**Data records:**
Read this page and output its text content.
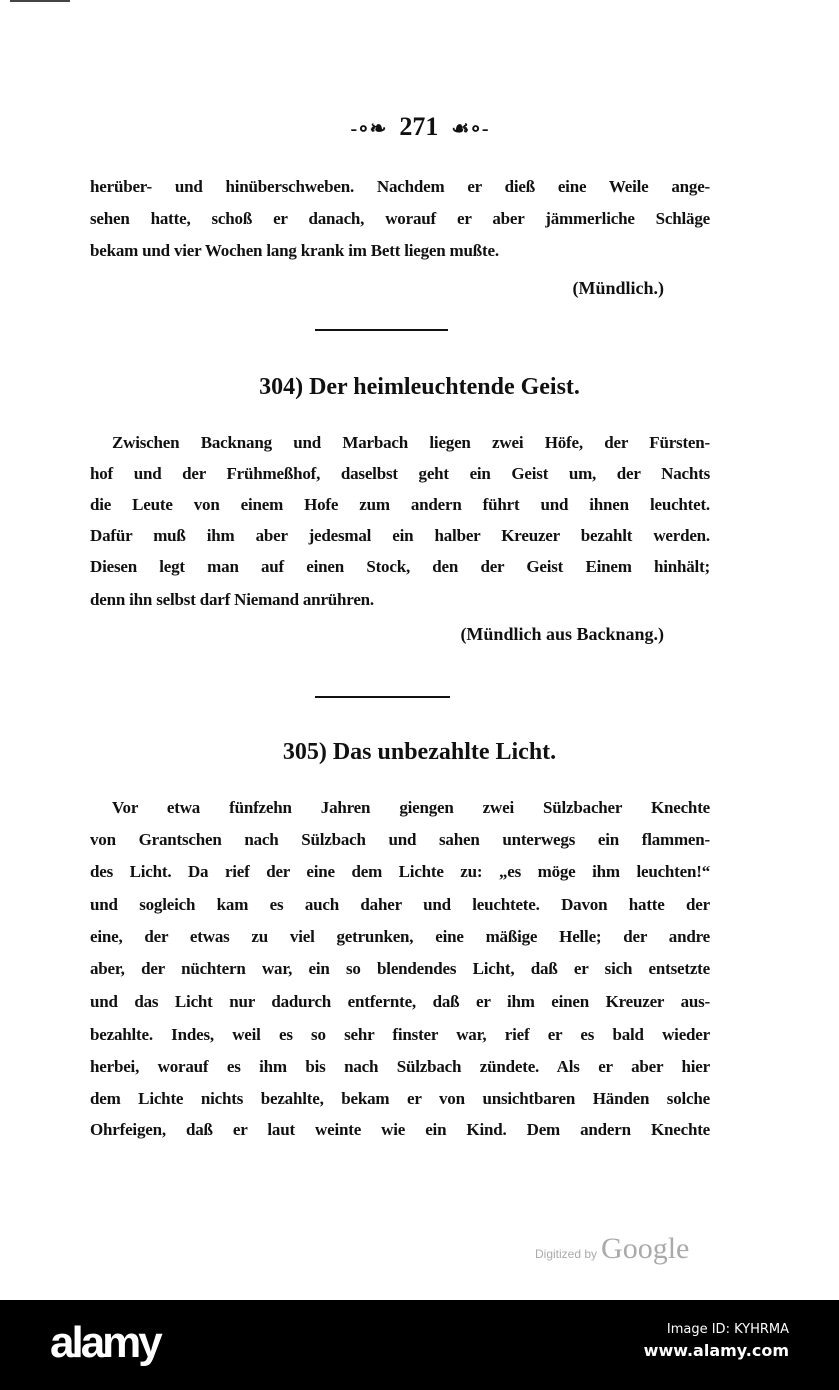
-∘❧ 271 ☙∘-
herüber- und hinüberschweben. Nachdem er dieß eine Weile ange-
sehen hatte, schoß er danach, worauf er aber jämmerliche Schläge
bekam und vier Wochen lang krank im Bett liegen mußte.
(Mündlich.)
304) Der heimleuchtende Geist.
Zwischen Backnang und Marbach liegen zwei Höfe, der Fürsten-
hof und der Frühmeßhof, daselbst geht ein Geist um, der Nachts
die Leute von einem Hofe zum andern führt und ihnen leuchtet.
Dafür muß ihm aber jedesmal ein halber Kreuzer bezahlt werden.
Diesen legt man auf einen Stock, den der Geist Einem hinhält;
denn ihn selbst darf Niemand anrühren.
(Mündlich aus Backnang.)
305) Das unbezahlte Licht.
Vor etwa fünfzehn Jahren giengen zwei Sülzbacher Knechte
von Grantschen nach Sülzbach und sahen unterwegs ein flammen-
des Licht. Da rief der eine dem Lichte zu: „es möge ihm leuchten!“
und sogleich kam es auch daher und leuchtete. Davon hatte der
eine, der etwas zu viel getrunken, eine mäßige Helle; der andre
aber, der nüchtern war, ein so blendendes Licht, daß er sich entsetzte
und das Licht nur dadurch entfernte, daß er ihm einen Kreuzer aus-
bezahlte. Indes, weil es so sehr finster war, rief er es bald wieder
herbei, worauf es ihm bis nach Sülzbach zündete. Als er aber hier
dem Lichte nichts bezahlte, bekam er von unsichtbaren Händen solche
Ohrfeigen, daß er laut weinte wie ein Kind. Dem andern Knechte
Digitized by Google
alamy	Image ID: KYHRMA
www.alamy.com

**Exercise aim:** Write out every line of the preceding listing that contains "andern".

**Expected answer:**
die Leute von einem Hofe zum andern führt und ihnen leuchtet.
Ohrfeigen, daß er laut weinte wie ein Kind. Dem andern Knechte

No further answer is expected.